[AVAILABLE RECORDS]:
....
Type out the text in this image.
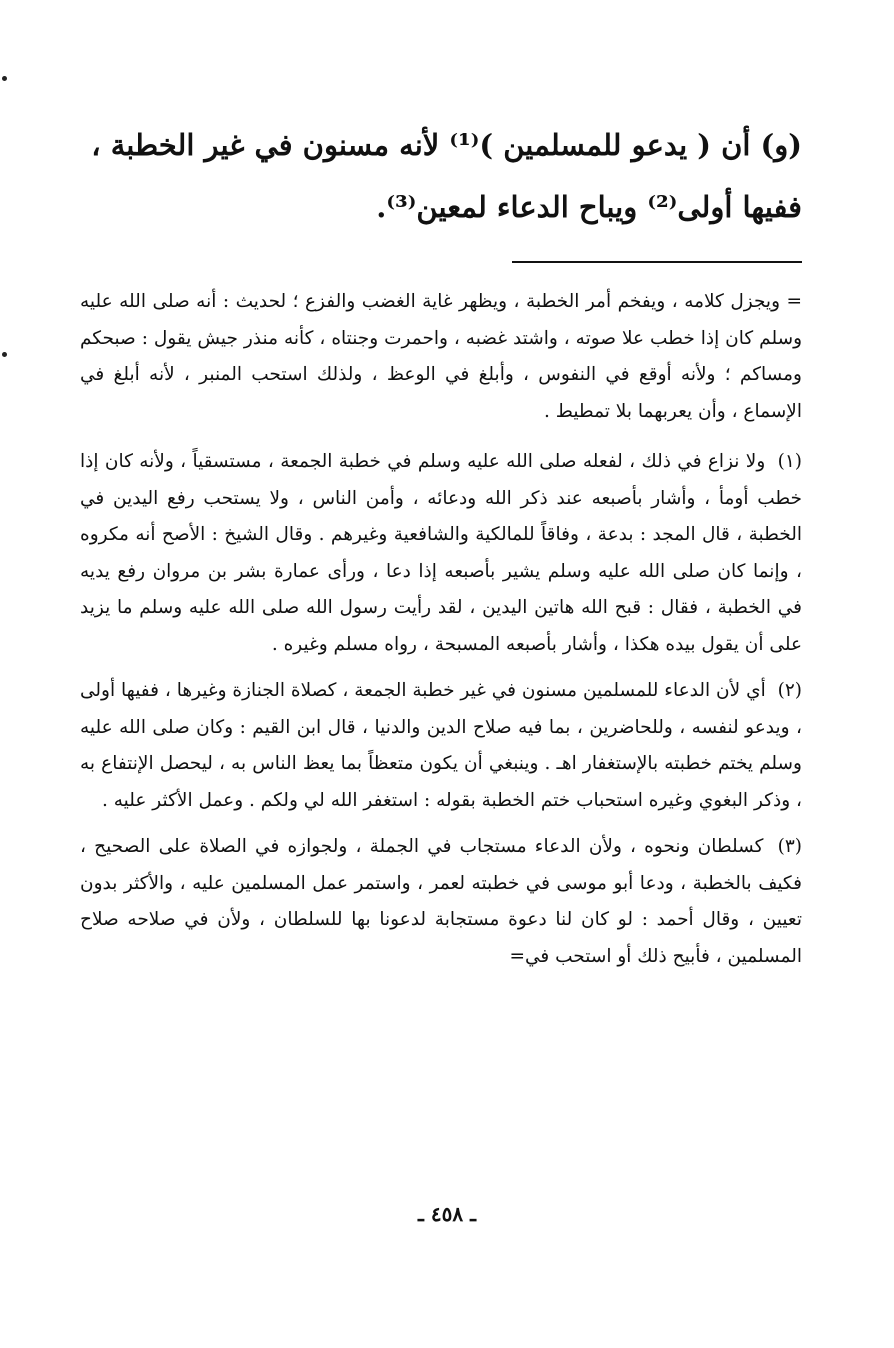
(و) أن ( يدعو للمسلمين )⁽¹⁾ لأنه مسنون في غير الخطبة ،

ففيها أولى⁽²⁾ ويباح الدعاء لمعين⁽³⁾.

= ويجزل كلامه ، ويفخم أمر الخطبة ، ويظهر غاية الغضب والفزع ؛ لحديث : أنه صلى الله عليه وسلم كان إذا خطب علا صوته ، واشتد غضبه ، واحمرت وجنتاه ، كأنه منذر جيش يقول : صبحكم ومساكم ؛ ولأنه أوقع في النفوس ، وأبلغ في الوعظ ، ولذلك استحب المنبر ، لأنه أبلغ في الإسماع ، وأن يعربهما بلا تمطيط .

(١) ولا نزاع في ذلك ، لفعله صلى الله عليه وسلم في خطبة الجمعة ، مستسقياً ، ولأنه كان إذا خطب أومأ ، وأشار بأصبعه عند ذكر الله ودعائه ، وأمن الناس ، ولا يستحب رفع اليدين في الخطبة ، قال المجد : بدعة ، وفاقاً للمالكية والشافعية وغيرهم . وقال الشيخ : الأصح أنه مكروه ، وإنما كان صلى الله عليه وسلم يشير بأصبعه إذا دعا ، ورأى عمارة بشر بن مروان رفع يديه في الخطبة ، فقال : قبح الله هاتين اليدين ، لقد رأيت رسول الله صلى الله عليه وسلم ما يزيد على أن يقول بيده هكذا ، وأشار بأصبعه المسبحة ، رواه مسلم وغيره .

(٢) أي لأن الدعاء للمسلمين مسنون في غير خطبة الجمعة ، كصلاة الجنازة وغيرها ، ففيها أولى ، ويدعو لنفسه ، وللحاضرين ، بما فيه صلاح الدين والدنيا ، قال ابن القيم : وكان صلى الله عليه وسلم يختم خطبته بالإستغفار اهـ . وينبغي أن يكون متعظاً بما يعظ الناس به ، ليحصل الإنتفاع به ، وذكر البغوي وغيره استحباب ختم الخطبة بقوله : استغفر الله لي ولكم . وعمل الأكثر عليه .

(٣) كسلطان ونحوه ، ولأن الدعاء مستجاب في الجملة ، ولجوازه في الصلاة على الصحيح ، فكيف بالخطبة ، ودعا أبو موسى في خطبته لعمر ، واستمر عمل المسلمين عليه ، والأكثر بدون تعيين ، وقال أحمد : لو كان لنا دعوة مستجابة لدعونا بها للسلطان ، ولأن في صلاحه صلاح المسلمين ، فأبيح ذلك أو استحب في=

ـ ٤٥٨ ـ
....
List each line in the listing that contains the string "الجمعة".

(١) ولا نزاع في ذلك ، لفعله صلى الله عليه وسلم في خطبة الجمعة ، مستسقياً ، ولأنه كان إذا خطب أومأ ، وأشار بأصبعه عند ذكر الله ودعائه ، وأمن الناس ، ولا يستحب رفع اليدين في الخطبة ، قال المجد : بدعة ، وفاقاً للمالكية والشافعية وغيرهم . وقال الشيخ : الأصح أنه مكروه ، وإنما كان صلى الله عليه وسلم يشير بأصبعه إذا دعا ، ورأى عمارة بشر بن مروان رفع يديه في الخطبة ، فقال : قبح الله هاتين اليدين ، لقد رأيت رسول الله صلى الله عليه وسلم ما يزيد على أن يقول بيده هكذا ، وأشار بأصبعه المسبحة ، رواه مسلم وغيره .
(٢) أي لأن الدعاء للمسلمين مسنون في غير خطبة الجمعة ، كصلاة الجنازة وغيرها ، ففيها أولى ، ويدعو لنفسه ، وللحاضرين ، بما فيه صلاح الدين والدنيا ، قال ابن القيم : وكان صلى الله عليه وسلم يختم خطبته بالإستغفار اهـ . وينبغي أن يكون متعظاً بما يعظ الناس به ، ليحصل الإنتفاع به ، وذكر البغوي وغيره استحباب ختم الخطبة بقوله : استغفر الله لي ولكم . وعمل الأكثر عليه .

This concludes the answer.